▶ [Exercise brief]
Please pull out every line that includes the string "body".

**********

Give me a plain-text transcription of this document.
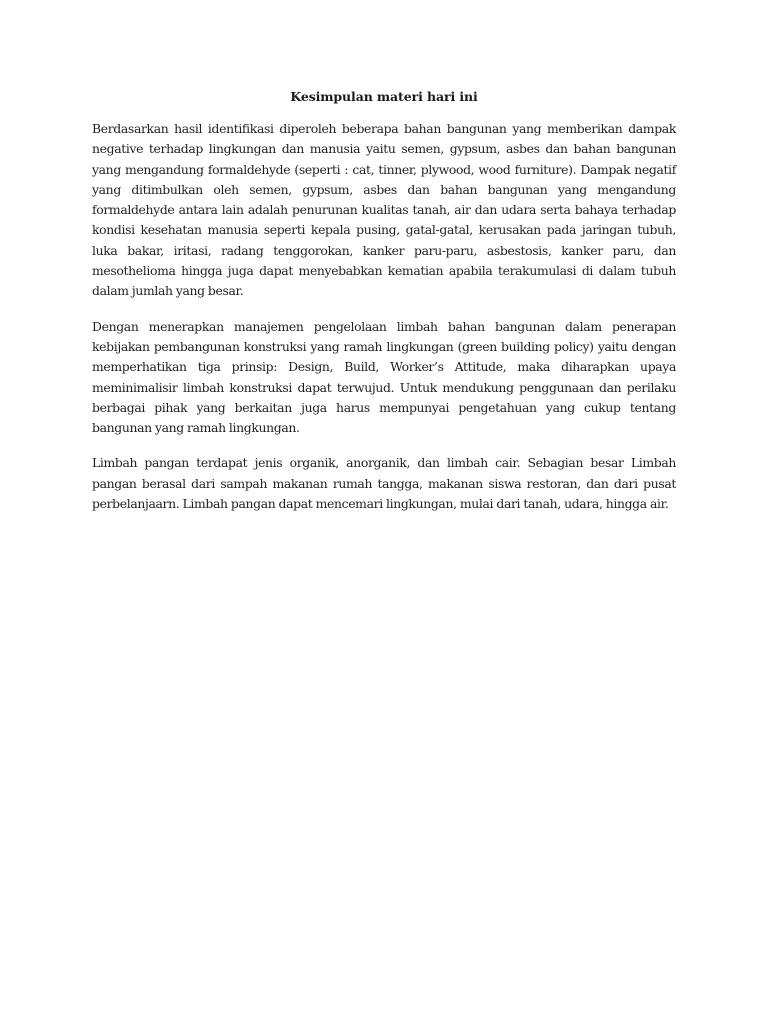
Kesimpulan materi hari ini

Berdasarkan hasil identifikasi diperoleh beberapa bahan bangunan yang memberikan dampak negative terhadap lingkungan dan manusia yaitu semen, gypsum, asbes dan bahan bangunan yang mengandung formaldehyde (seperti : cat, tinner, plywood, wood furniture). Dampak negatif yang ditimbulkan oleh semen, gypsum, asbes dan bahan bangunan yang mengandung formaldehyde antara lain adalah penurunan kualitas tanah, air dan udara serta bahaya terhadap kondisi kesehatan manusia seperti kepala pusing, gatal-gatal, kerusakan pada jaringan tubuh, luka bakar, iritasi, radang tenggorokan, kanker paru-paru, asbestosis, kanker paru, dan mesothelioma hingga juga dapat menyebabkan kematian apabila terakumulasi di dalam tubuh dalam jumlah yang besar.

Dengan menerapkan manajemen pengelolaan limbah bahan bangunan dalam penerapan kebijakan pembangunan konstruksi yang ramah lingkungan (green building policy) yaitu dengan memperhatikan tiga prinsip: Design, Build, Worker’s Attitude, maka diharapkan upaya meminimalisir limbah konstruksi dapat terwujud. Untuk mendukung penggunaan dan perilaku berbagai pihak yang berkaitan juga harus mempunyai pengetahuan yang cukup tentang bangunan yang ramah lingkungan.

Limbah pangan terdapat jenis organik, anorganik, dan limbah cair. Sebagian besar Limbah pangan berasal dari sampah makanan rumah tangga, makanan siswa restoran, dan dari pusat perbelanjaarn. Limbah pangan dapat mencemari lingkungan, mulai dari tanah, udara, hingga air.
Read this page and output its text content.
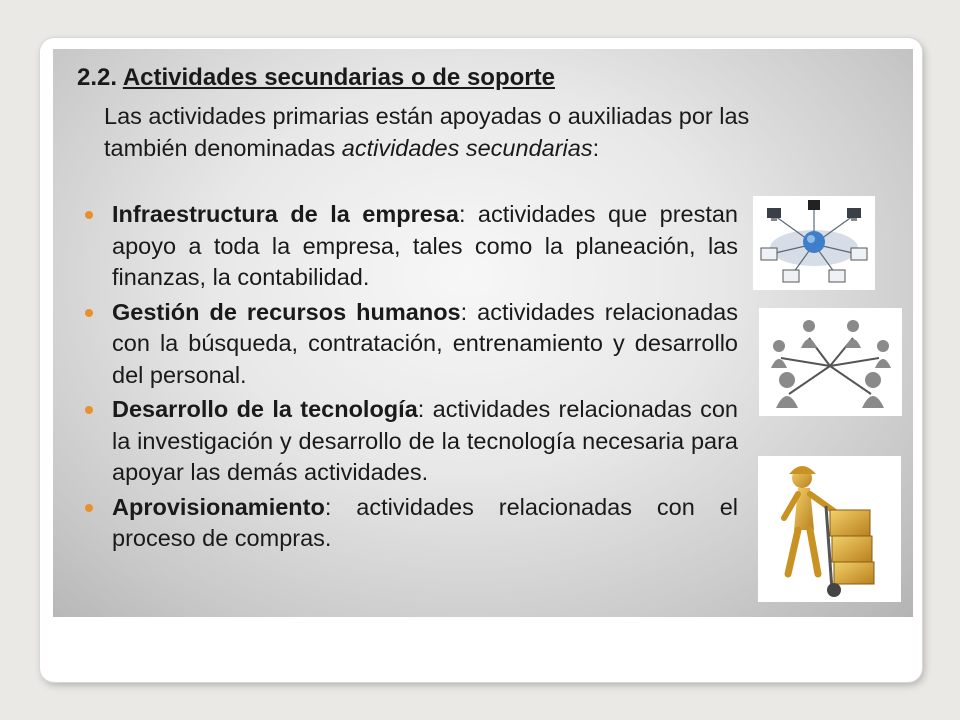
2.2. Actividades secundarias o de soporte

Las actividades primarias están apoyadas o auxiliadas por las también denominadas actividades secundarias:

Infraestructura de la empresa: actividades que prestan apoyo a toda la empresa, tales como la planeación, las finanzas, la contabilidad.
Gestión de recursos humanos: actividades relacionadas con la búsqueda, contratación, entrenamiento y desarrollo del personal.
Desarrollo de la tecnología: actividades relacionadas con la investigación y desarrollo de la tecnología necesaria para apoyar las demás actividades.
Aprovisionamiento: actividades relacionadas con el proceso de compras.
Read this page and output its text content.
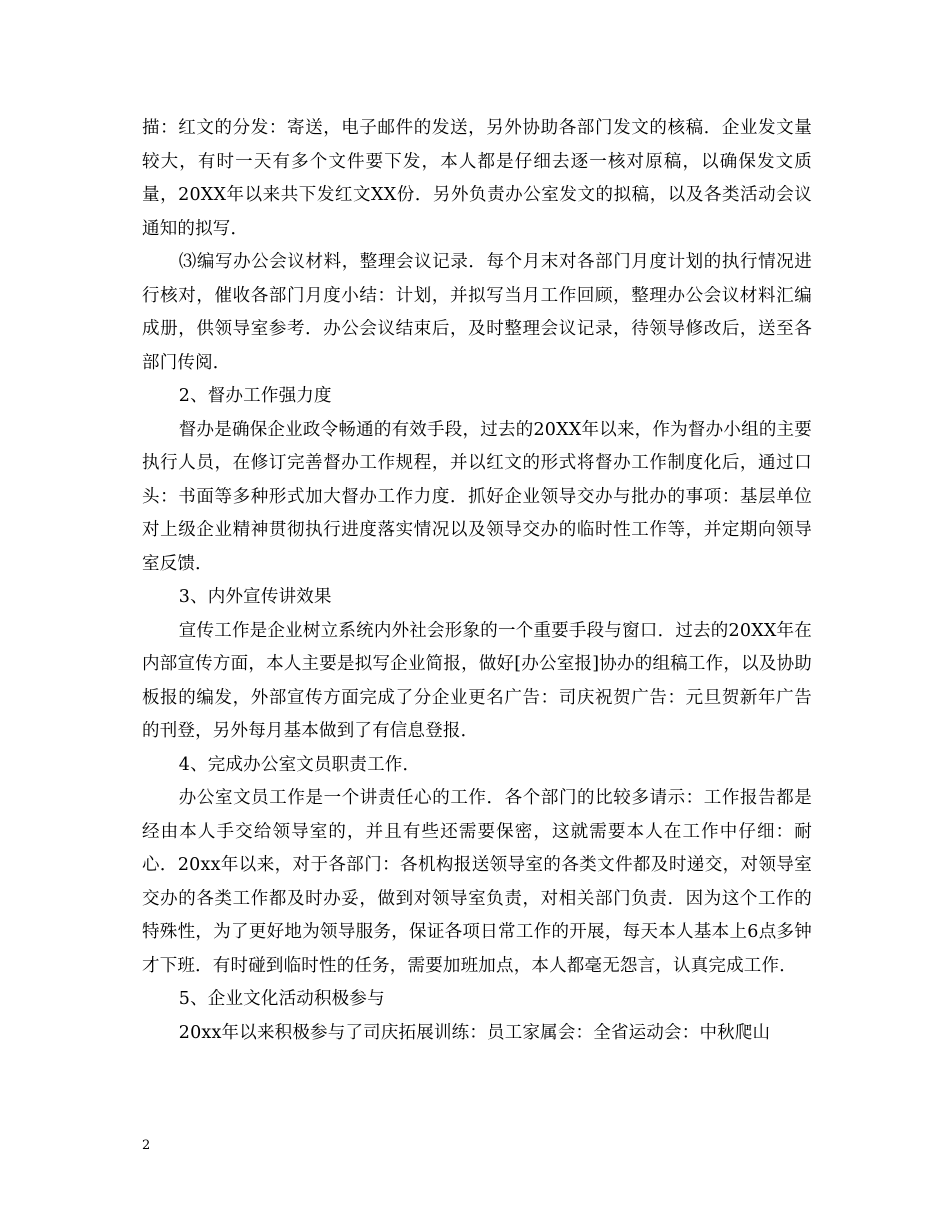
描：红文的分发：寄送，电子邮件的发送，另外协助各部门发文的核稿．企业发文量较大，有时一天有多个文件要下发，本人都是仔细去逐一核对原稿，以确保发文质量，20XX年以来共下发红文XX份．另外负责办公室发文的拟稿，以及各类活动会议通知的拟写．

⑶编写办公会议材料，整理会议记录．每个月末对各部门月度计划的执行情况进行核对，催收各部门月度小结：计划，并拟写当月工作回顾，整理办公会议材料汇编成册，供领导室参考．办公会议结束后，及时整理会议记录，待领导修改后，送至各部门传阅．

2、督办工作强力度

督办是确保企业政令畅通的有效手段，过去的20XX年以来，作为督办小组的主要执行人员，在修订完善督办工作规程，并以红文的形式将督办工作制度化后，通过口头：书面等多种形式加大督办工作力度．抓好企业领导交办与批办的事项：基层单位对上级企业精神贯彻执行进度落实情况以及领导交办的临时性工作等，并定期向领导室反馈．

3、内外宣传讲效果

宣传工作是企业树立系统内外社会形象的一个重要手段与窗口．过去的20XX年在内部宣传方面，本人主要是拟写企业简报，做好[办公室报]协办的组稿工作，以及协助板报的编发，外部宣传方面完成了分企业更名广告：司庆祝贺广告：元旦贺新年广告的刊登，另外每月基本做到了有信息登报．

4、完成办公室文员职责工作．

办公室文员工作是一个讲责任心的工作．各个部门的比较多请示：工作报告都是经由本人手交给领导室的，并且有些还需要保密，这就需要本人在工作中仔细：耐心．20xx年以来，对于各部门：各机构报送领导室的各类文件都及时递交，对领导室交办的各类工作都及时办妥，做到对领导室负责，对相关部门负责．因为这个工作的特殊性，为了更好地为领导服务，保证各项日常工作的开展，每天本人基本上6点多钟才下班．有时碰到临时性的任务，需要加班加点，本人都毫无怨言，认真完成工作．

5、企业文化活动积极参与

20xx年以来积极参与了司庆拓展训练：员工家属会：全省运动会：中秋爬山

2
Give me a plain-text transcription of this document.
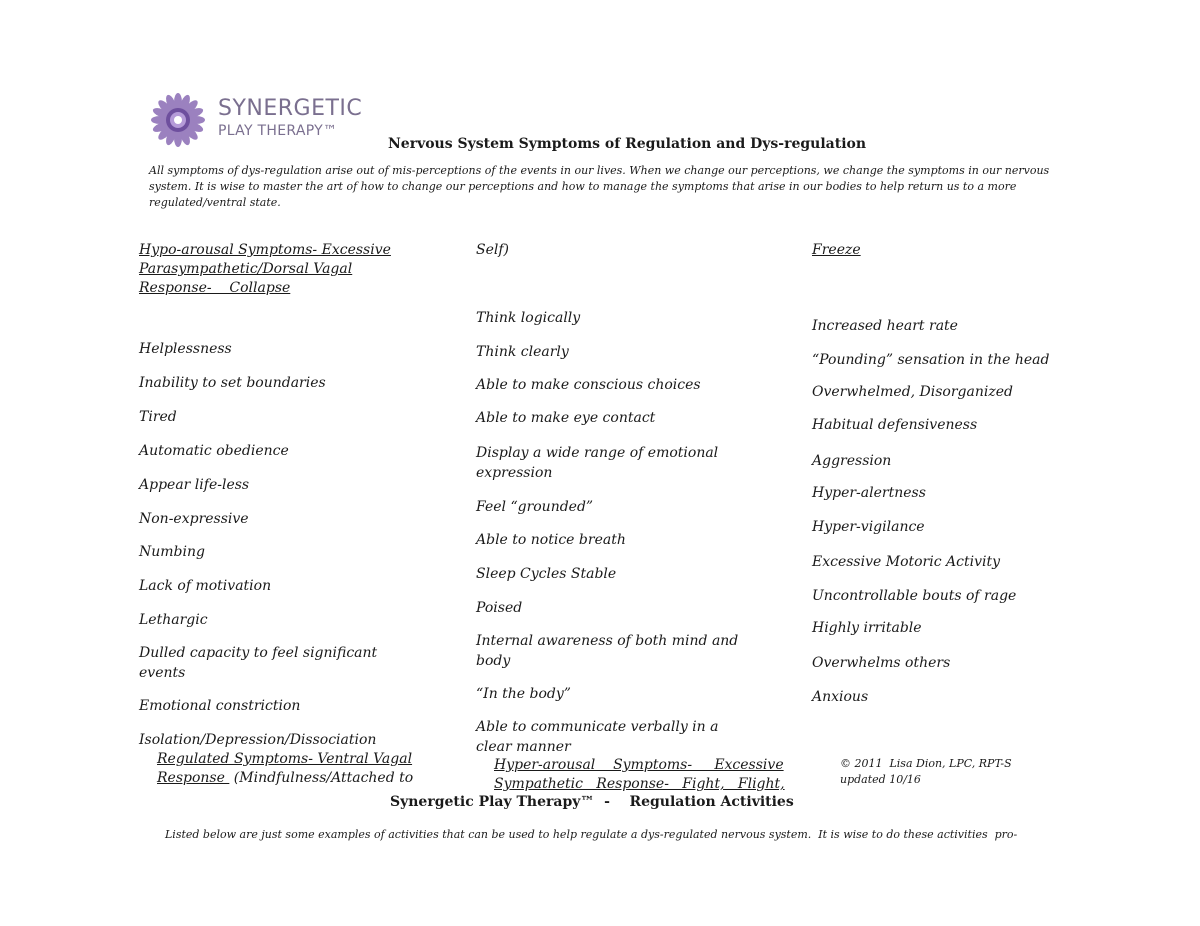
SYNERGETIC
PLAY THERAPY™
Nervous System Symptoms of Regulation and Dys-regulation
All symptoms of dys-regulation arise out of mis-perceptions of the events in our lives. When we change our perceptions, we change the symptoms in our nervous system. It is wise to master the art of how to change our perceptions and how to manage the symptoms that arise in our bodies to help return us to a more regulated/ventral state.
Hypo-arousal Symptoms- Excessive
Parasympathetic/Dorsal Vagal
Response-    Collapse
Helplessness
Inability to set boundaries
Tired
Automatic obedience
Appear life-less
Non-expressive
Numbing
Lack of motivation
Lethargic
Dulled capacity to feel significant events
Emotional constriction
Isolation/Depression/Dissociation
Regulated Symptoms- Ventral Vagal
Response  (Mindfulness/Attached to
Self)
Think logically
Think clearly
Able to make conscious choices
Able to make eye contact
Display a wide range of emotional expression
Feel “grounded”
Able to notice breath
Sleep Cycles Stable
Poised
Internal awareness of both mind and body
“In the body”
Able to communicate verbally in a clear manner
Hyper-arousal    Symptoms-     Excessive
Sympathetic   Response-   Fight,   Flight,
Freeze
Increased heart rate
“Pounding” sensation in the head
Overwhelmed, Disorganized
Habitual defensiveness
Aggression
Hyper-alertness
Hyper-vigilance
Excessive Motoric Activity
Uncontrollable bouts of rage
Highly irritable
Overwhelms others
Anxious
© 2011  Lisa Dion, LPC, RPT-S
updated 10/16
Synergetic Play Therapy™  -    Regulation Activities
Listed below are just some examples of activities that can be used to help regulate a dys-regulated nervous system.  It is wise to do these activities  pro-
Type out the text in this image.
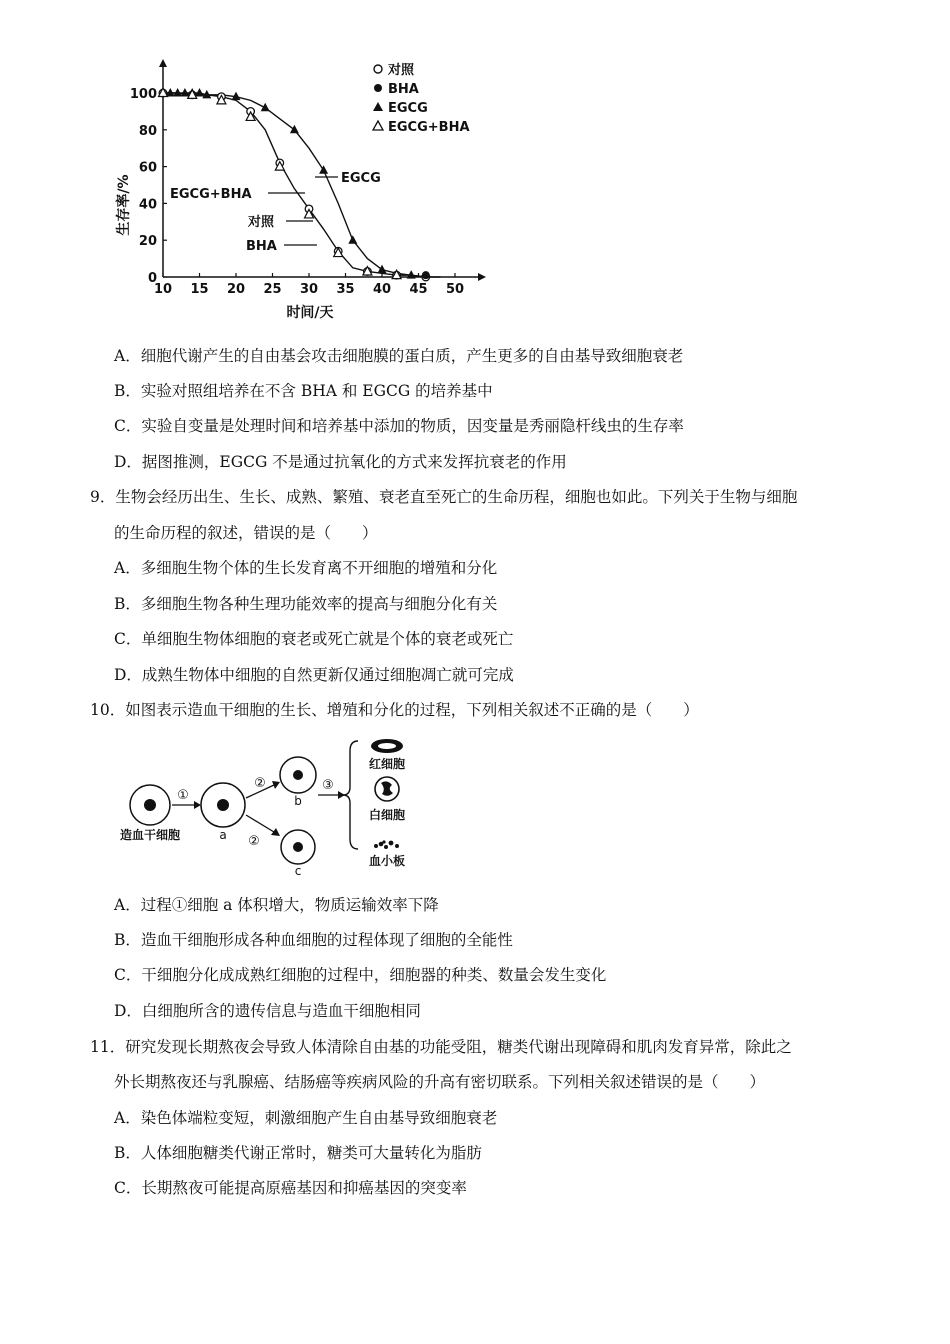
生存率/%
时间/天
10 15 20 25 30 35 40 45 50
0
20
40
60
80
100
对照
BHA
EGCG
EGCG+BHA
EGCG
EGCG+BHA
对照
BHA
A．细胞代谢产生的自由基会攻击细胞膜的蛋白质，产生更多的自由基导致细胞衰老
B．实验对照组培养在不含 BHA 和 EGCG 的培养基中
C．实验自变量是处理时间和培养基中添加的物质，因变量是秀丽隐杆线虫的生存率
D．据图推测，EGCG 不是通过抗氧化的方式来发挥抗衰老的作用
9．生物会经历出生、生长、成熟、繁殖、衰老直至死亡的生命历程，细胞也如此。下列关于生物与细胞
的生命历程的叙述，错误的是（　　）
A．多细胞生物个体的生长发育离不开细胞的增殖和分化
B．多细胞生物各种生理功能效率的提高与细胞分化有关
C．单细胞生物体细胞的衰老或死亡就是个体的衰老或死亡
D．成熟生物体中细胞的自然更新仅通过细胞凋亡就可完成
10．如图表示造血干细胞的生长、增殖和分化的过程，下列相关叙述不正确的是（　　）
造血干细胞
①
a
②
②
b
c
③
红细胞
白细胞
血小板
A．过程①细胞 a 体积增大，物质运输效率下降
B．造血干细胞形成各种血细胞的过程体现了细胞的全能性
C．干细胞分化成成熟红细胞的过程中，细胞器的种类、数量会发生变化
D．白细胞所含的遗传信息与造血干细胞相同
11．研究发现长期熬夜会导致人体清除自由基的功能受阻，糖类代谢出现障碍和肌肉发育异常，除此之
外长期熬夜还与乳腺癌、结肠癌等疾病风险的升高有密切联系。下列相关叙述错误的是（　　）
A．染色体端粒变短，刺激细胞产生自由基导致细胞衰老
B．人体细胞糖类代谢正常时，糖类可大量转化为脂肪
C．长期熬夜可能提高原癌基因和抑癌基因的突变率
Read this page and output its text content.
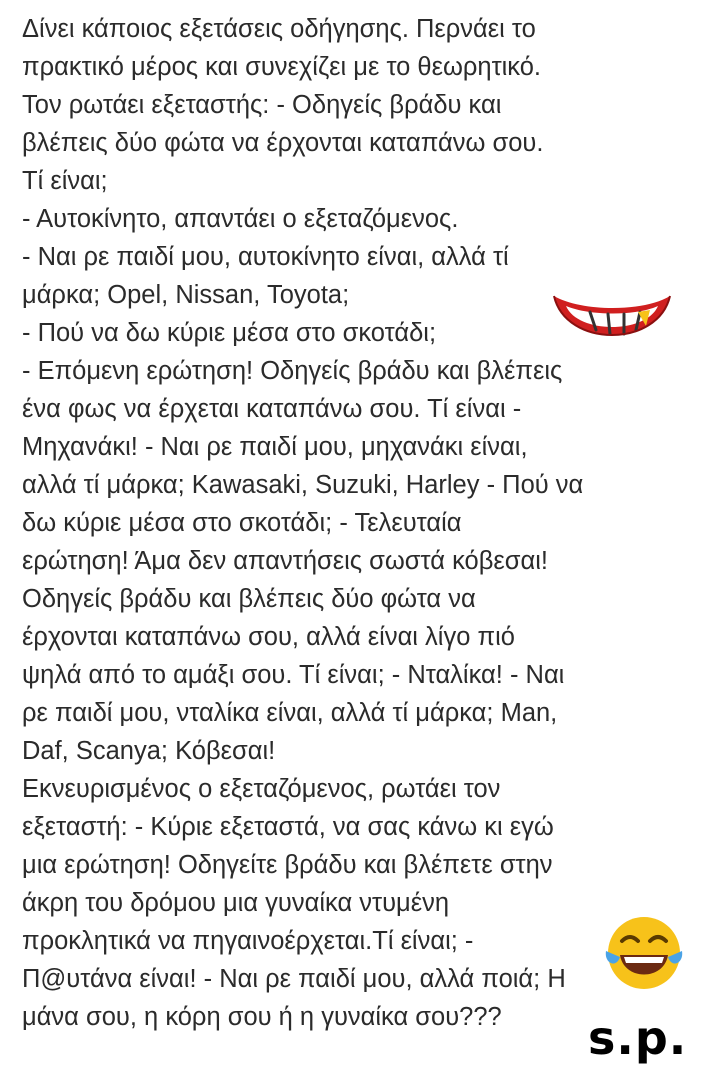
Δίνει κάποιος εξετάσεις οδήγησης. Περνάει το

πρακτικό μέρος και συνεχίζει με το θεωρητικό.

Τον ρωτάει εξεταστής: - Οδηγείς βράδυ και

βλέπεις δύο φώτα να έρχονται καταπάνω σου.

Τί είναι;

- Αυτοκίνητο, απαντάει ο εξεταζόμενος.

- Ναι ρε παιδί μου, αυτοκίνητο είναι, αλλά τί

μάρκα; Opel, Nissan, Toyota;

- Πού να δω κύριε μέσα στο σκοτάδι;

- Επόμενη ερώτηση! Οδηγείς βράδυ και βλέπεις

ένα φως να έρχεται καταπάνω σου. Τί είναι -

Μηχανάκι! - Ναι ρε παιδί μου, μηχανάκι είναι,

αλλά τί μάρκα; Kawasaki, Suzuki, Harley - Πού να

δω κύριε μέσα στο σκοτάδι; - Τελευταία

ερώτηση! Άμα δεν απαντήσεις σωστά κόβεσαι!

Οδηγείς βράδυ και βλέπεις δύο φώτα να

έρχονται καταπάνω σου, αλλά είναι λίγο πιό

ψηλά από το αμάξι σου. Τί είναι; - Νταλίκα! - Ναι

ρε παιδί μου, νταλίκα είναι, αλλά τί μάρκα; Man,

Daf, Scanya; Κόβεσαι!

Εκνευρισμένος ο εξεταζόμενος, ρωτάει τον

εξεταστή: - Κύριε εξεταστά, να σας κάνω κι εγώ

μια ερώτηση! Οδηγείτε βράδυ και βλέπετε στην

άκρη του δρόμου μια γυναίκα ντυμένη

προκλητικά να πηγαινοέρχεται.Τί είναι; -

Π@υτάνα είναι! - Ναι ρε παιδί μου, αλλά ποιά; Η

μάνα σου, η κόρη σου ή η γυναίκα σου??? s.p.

**********

▶ [Written answer]
Internal awareness of both mind and body
“In the body”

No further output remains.